**What to work on**: Where a line contains the word "IEEE", copy that line in full.

[Saved entries]
################

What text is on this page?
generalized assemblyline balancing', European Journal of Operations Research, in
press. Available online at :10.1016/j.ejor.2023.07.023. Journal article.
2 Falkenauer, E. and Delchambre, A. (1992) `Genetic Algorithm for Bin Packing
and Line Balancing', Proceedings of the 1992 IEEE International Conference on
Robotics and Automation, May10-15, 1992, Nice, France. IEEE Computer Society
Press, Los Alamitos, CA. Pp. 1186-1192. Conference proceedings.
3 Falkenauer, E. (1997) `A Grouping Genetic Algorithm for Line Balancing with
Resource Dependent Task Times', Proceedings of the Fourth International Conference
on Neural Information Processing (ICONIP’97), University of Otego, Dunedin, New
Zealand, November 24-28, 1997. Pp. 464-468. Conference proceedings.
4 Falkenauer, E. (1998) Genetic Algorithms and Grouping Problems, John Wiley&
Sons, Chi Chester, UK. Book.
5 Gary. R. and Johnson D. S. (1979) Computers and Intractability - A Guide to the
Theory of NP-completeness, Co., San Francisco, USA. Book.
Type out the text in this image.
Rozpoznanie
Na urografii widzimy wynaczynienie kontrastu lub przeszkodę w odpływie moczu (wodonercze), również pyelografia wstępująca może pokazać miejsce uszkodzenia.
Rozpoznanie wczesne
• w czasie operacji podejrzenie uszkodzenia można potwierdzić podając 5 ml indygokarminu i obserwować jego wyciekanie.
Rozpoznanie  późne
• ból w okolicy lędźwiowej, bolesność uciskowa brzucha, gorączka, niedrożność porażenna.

################

**Output below**:
and Line Balancing', Proceedings of the 1992 IEEE International Conference on
Robotics and Automation, May10-15, 1992, Nice, France. IEEE Computer Society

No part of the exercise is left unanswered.